Recorded data:
********
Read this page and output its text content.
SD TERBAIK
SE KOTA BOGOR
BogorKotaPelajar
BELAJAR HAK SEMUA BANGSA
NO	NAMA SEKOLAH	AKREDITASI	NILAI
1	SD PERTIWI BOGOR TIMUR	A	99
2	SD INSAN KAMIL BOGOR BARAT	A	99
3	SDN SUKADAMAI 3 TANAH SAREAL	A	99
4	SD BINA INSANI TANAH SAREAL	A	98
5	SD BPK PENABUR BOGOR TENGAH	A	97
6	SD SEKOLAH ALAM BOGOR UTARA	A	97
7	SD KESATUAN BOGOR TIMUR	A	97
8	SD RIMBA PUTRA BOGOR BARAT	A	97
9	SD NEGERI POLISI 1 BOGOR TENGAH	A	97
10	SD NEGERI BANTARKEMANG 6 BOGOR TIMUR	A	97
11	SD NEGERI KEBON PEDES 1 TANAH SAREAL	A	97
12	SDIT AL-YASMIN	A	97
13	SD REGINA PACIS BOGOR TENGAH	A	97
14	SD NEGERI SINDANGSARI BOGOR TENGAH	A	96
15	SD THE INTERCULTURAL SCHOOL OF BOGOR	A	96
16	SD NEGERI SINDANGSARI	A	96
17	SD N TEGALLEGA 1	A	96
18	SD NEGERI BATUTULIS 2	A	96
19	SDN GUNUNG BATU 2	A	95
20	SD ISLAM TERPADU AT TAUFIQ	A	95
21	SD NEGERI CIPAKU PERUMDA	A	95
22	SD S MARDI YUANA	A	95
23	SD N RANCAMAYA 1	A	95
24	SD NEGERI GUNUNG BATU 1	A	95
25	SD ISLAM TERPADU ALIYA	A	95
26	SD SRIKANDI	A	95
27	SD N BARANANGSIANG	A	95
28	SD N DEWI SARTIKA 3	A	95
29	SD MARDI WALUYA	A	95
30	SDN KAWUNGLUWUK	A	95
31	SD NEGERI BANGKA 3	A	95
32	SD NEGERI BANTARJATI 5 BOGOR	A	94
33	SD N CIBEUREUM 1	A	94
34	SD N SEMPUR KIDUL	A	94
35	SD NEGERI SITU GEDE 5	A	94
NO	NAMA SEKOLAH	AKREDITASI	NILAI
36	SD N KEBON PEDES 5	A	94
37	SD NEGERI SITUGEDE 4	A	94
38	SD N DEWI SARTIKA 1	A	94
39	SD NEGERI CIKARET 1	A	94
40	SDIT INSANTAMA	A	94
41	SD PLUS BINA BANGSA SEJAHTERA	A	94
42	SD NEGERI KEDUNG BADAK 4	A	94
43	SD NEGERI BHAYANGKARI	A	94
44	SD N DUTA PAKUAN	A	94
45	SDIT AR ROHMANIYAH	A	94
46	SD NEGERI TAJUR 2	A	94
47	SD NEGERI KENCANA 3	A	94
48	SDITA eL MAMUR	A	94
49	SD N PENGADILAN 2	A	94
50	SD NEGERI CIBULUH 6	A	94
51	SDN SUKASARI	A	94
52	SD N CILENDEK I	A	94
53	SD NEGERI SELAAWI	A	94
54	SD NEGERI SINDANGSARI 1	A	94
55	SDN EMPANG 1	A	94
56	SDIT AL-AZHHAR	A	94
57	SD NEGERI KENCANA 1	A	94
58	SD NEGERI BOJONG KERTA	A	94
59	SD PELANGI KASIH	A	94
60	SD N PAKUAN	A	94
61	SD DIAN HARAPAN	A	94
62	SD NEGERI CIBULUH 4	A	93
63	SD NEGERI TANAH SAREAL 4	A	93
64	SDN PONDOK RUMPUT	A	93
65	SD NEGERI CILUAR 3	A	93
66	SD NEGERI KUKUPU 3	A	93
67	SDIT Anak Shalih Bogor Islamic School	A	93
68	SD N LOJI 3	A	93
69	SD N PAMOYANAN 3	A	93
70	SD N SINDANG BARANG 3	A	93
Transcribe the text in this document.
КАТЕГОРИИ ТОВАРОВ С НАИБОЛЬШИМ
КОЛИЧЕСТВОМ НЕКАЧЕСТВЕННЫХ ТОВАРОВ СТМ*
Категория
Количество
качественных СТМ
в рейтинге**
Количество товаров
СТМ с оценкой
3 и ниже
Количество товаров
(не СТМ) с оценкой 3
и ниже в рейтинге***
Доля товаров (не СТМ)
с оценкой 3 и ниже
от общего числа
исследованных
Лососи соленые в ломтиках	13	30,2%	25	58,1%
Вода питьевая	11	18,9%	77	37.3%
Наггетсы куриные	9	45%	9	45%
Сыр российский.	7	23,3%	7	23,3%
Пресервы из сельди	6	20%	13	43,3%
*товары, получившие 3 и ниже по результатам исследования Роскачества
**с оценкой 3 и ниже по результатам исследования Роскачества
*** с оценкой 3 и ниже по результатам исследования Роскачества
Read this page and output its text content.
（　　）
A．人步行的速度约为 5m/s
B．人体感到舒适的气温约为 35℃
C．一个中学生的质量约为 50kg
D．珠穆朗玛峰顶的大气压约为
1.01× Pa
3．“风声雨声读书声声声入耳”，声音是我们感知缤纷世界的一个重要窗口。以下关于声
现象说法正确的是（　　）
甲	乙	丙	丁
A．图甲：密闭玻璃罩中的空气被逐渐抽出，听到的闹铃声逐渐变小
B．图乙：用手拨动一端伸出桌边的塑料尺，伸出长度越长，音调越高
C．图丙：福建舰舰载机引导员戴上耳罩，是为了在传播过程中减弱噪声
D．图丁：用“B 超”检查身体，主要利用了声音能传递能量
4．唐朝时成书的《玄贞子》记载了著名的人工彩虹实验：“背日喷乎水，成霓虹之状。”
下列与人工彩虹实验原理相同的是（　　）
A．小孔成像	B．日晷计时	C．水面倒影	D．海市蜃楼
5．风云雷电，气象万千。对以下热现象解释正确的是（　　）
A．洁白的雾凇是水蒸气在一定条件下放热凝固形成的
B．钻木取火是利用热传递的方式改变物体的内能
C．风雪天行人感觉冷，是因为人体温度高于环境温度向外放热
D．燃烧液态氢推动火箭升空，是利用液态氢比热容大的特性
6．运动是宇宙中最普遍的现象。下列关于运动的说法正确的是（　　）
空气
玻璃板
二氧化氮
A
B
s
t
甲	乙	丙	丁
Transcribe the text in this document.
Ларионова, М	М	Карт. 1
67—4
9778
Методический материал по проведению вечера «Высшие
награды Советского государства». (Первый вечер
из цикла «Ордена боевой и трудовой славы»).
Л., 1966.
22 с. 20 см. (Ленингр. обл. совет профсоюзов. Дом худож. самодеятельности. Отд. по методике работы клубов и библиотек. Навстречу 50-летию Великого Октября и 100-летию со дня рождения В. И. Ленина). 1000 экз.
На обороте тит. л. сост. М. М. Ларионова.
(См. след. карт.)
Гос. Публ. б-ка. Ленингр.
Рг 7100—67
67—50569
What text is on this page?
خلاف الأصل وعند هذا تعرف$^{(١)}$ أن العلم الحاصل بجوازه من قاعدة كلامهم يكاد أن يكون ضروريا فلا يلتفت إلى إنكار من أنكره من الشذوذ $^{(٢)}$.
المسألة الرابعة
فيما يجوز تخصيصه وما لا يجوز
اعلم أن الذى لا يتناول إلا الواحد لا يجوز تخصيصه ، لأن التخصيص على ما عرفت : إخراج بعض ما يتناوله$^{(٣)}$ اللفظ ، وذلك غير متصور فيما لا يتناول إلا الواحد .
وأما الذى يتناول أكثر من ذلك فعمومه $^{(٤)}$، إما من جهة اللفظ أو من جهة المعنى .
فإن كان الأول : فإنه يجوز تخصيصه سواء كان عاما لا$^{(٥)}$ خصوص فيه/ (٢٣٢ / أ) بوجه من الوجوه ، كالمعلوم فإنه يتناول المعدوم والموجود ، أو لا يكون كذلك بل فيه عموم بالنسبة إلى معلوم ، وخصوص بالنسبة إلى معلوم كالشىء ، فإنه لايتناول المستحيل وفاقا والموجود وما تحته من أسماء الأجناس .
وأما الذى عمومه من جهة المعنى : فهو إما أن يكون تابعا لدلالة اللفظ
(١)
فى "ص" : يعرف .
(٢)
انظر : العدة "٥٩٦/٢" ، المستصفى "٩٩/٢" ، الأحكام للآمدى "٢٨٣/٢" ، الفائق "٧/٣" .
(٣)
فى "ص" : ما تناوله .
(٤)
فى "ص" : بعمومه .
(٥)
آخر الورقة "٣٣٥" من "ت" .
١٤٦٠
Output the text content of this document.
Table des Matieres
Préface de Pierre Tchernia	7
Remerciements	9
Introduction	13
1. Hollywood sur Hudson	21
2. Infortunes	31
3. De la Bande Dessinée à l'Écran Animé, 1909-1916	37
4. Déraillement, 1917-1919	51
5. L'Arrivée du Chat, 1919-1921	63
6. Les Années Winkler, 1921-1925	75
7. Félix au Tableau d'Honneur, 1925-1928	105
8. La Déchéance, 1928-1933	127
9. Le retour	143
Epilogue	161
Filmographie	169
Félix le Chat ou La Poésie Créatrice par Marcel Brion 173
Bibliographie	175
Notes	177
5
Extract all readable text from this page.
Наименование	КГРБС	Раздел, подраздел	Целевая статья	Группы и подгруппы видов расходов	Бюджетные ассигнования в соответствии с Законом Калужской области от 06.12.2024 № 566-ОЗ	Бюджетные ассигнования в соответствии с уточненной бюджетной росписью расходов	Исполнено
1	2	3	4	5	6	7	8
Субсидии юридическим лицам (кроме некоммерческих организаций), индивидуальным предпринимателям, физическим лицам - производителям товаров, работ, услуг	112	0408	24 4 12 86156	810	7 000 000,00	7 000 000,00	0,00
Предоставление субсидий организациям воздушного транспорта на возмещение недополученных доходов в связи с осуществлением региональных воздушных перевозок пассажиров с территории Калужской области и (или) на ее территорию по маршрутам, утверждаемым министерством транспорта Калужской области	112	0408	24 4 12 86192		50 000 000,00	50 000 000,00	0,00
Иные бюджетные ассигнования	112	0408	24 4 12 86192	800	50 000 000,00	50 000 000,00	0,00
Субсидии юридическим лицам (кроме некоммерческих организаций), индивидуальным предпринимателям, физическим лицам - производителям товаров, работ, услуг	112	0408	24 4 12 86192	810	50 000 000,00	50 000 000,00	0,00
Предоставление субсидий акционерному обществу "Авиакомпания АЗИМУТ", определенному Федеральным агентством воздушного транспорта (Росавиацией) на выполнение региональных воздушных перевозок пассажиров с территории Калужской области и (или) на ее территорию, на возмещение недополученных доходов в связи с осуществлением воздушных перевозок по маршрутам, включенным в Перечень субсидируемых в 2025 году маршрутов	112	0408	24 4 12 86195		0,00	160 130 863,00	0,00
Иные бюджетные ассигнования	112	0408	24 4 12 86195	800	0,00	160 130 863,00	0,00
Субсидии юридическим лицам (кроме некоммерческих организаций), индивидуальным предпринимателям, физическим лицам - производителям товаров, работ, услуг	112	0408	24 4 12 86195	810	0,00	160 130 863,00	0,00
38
********
Find all lines where the word "оценкой" appears. Copy them.

Full answer:
СТМ с оценкой
(не СТМ) с оценкой 3
с оценкой 3 и ниже
**с оценкой 3 и ниже по результатам исследования Роскачества
*** с оценкой 3 и ниже по результатам исследования Роскачества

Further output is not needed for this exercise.